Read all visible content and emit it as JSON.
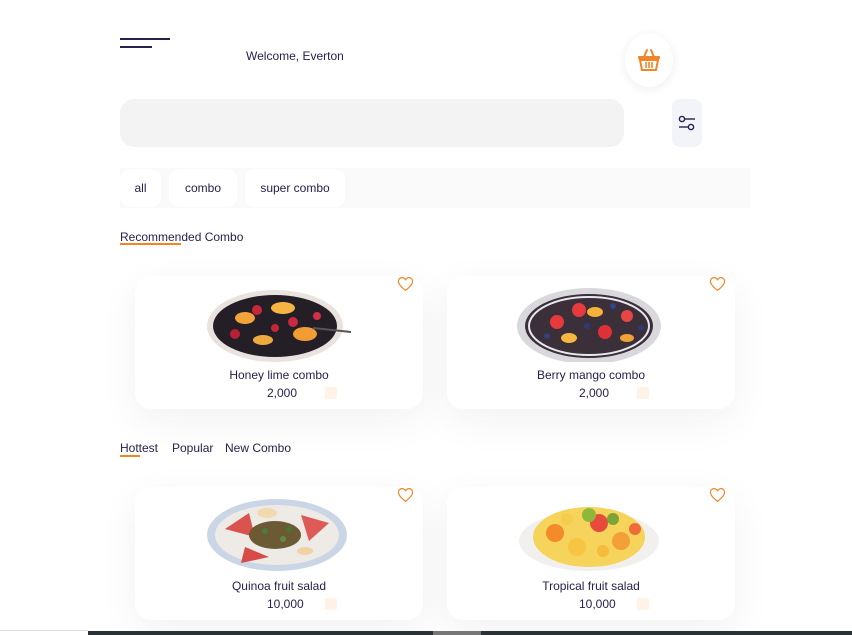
{
  "header": {
    "welcome_text": "Welcome, Everton",
    "menu_icon": "hamburger-menu-icon",
    "basket_icon": "basket-icon"
  },
  "search": {
    "placeholder": "",
    "filter_icon": "filter-settings-icon"
  },
  "categories": [
    {
      "label": "all"
    },
    {
      "label": "combo"
    },
    {
      "label": "super combo"
    }
  ],
  "recommended": {
    "title": "Recommended Combo",
    "items": [
      {
        "name": "Honey lime combo",
        "price": "2,000"
      },
      {
        "name": "Berry mango combo",
        "price": "2,000"
      }
    ]
  },
  "tabs": [
    {
      "label": "Hottest",
      "active": true
    },
    {
      "label": "Popular",
      "active": false
    },
    {
      "label": "New Combo",
      "active": false
    }
  ],
  "hottest": {
    "items": [
      {
        "name": "Quinoa fruit salad",
        "price": "10,000"
      },
      {
        "name": "Tropical fruit salad",
        "price": "10,000"
      }
    ]
  },
  "colors": {
    "accent": "#f08626",
    "text_dark": "#27214d",
    "search_bg": "#f3f3f3"
  }
}
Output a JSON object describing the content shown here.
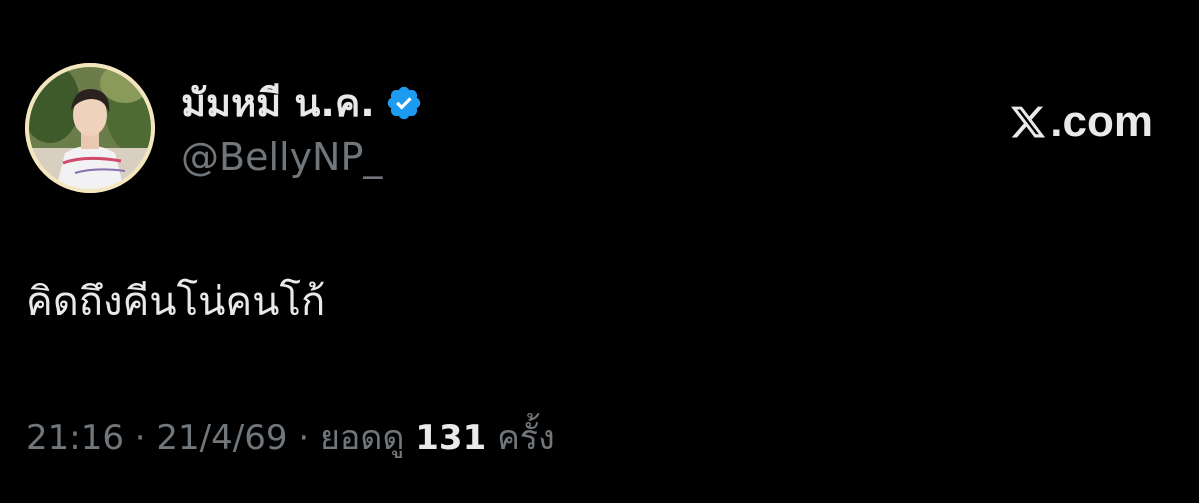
§ §
What the task requires ::
Gather from the records above every line containing the string "salad".

Final answer ::
        "name": "Quinoa fruit salad",
        "name": "Tropical fruit salad",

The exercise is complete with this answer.